[Short exercise]
Set down the final stretch of the data, from the line that holds "Decode this chart: output" through the last line, both included, with pictures left out.

[Given records]
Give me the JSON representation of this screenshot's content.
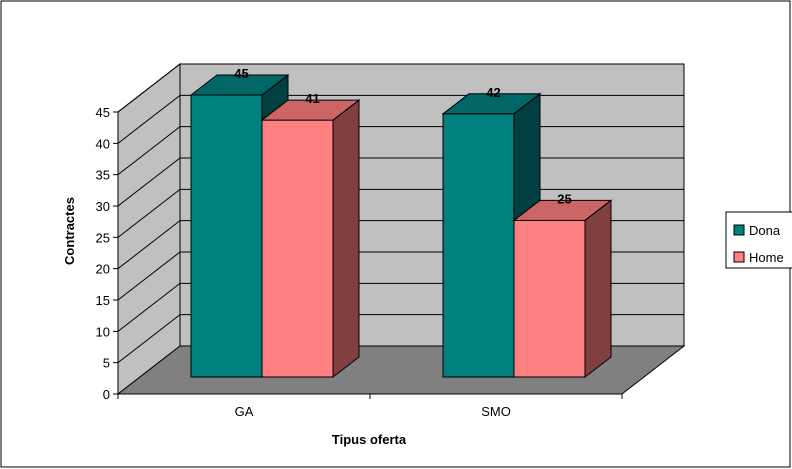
{
  "chart_data": {
    "type": "bar",
    "style": "3d-clustered-column",
    "categories": [
      "GA",
      "SMO"
    ],
    "series": [
      {
        "name": "Dona",
        "values": [
          45,
          42
        ]
      },
      {
        "name": "Home",
        "values": [
          41,
          25
        ]
      }
    ],
    "data_labels": [
      [
        "45",
        "42"
      ],
      [
        "41",
        "25"
      ]
    ],
    "xlabel": "Tipus oferta",
    "ylabel": "Contractes",
    "ylim": [
      0,
      45
    ],
    "yticks": [
      "0",
      "5",
      "10",
      "15",
      "20",
      "25",
      "30",
      "35",
      "40",
      "45"
    ],
    "grid": true,
    "legend_position": "right",
    "colors": {
      "dona_front": "#007F7F",
      "dona_side": "#004040",
      "dona_top": "#006666",
      "home_front": "#FF8080",
      "home_side": "#804040",
      "home_top": "#CC6666",
      "wall": "#C0C0C0",
      "floor": "#808080"
    }
  }
}
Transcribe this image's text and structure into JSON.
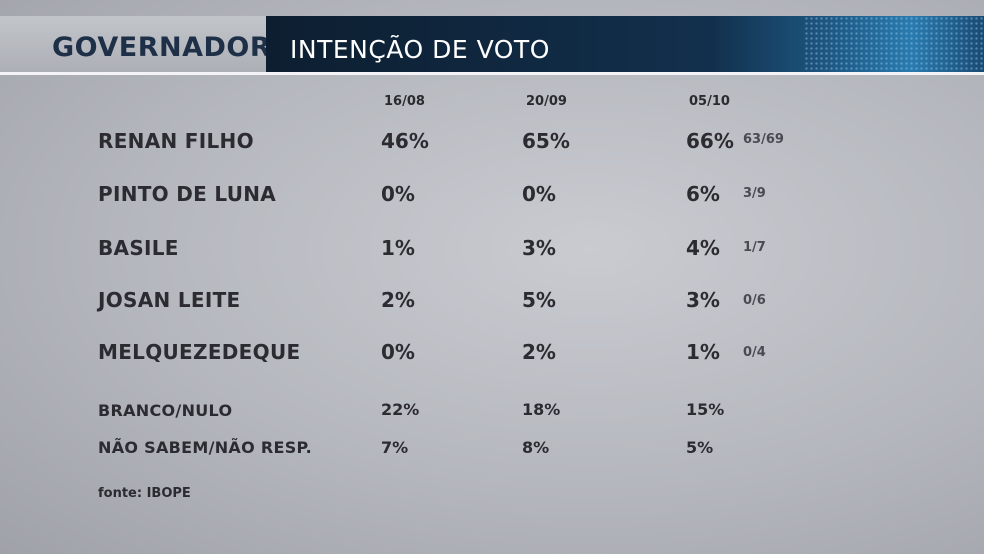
{
  "header": {
    "title": "GOVERNADOR",
    "subtitle": "INTENÇÃO DE VOTO"
  },
  "chart_data": {
    "type": "table",
    "columns": [
      "16/08",
      "20/09",
      "05/10"
    ],
    "rows": [
      {
        "name": "RENAN FILHO",
        "values": [
          "46%",
          "65%",
          "66%"
        ],
        "range": "63/69"
      },
      {
        "name": "PINTO DE LUNA",
        "values": [
          "0%",
          "0%",
          "6%"
        ],
        "range": "3/9"
      },
      {
        "name": "BASILE",
        "values": [
          "1%",
          "3%",
          "4%"
        ],
        "range": "1/7"
      },
      {
        "name": "JOSAN LEITE",
        "values": [
          "2%",
          "5%",
          "3%"
        ],
        "range": "0/6"
      },
      {
        "name": "MELQUEZEDEQUE",
        "values": [
          "0%",
          "2%",
          "1%"
        ],
        "range": "0/4"
      }
    ],
    "other_rows": [
      {
        "name": "BRANCO/NULO",
        "values": [
          "22%",
          "18%",
          "15%"
        ]
      },
      {
        "name": "NÃO SABEM/NÃO RESP.",
        "values": [
          "7%",
          "8%",
          "5%"
        ]
      }
    ],
    "source": "fonte: IBOPE"
  }
}
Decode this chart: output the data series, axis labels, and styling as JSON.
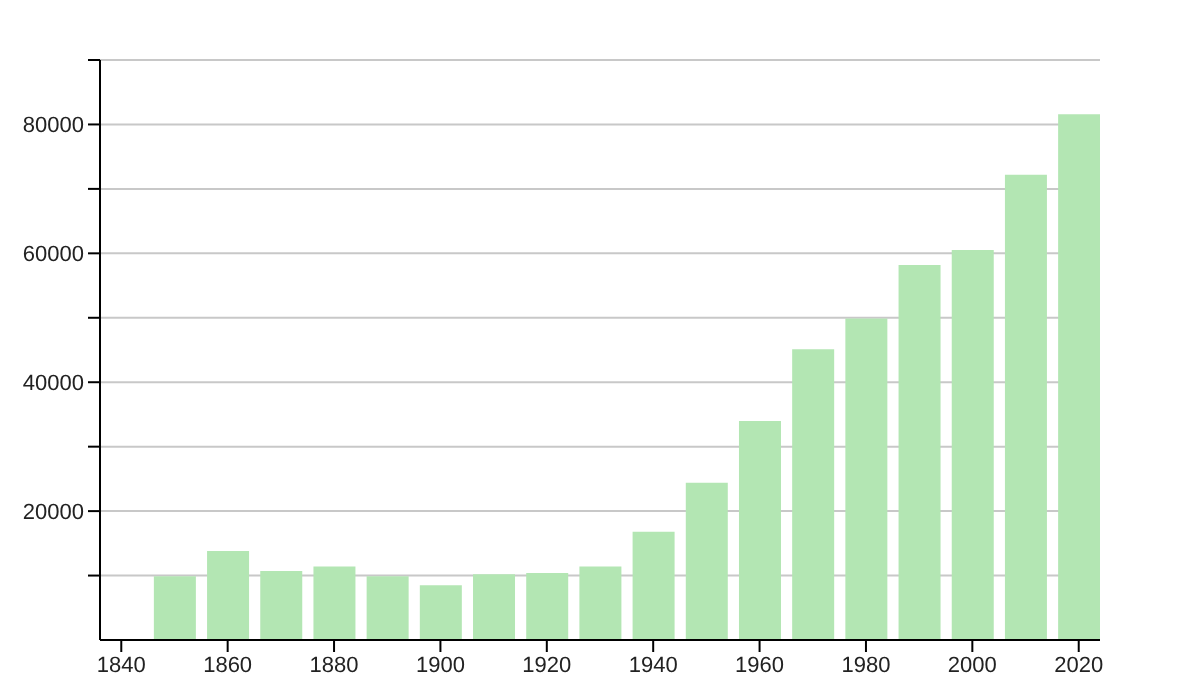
{
  "chart_data": {
    "type": "bar",
    "x": [
      1850,
      1860,
      1870,
      1880,
      1890,
      1900,
      1910,
      1920,
      1930,
      1940,
      1950,
      1960,
      1970,
      1980,
      1990,
      2000,
      2010,
      2020
    ],
    "values": [
      9900,
      13800,
      10700,
      11400,
      9900,
      8500,
      10200,
      10400,
      11400,
      16800,
      24400,
      34000,
      45100,
      49900,
      58200,
      60500,
      72200,
      81600
    ],
    "color": "#b3e6b3",
    "xlim": [
      1836,
      2024
    ],
    "xticks": [
      1840,
      1860,
      1880,
      1900,
      1920,
      1940,
      1960,
      1980,
      2000,
      2020
    ],
    "ylim": [
      0,
      90000
    ],
    "yticks": [
      {
        "value": 10000,
        "label": null
      },
      20000,
      {
        "value": 30000,
        "label": null
      },
      40000,
      {
        "value": 50000,
        "label": null
      },
      60000,
      {
        "value": 70000,
        "label": null
      },
      80000,
      {
        "value": 90000,
        "label": null
      }
    ],
    "grid": "y"
  }
}
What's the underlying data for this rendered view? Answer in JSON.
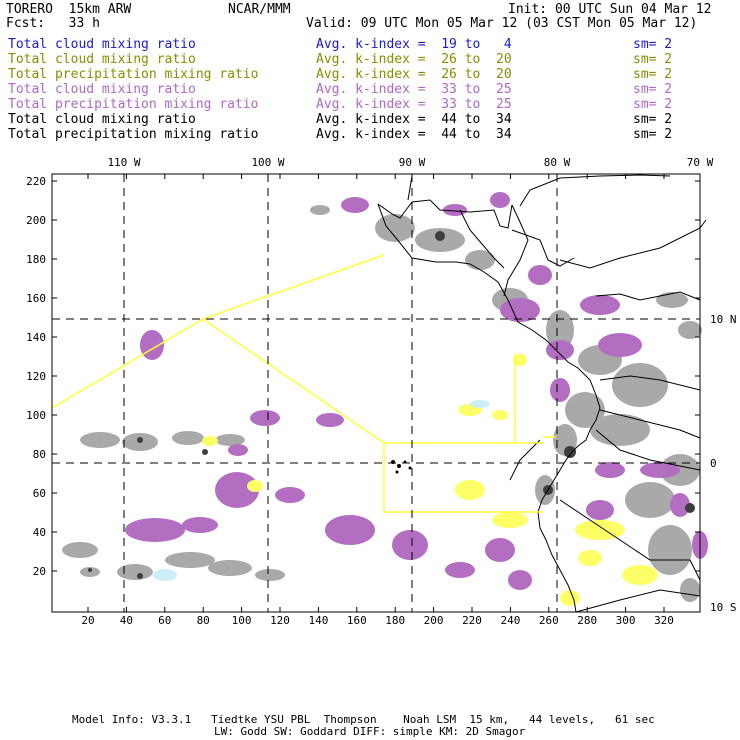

[Result of the task]
Decode this chart: output the data series, axis labels, and styling as JSON.
{
  "chart_data": {
    "type": "bar",
    "x": [
      1850,
      1860,
      1870,
      1880,
      1890,
      1900,
      1910,
      1920,
      1930,
      1940,
      1950,
      1960,
      1970,
      1980,
      1990,
      2000,
      2010,
      2020
    ],
    "values": [
      9900,
      13800,
      10700,
      11400,
      9900,
      8500,
      10200,
      10400,
      11400,
      16800,
      24400,
      34000,
      45100,
      49900,
      58200,
      60500,
      72200,
      81600
    ],
    "color": "#b3e6b3",
    "xlim": [
      1836,
      2024
    ],
    "xticks": [
      1840,
      1860,
      1880,
      1900,
      1920,
      1940,
      1960,
      1980,
      2000,
      2020
    ],
    "ylim": [
      0,
      90000
    ],
    "yticks": [
      {
        "value": 10000,
        "label": null
      },
      20000,
      {
        "value": 30000,
        "label": null
      },
      40000,
      {
        "value": 50000,
        "label": null
      },
      60000,
      {
        "value": 70000,
        "label": null
      },
      80000,
      {
        "value": 90000,
        "label": null
      }
    ],
    "grid": "y"
  }
}
What's the underlying data for this rendered view? Answer in JSON.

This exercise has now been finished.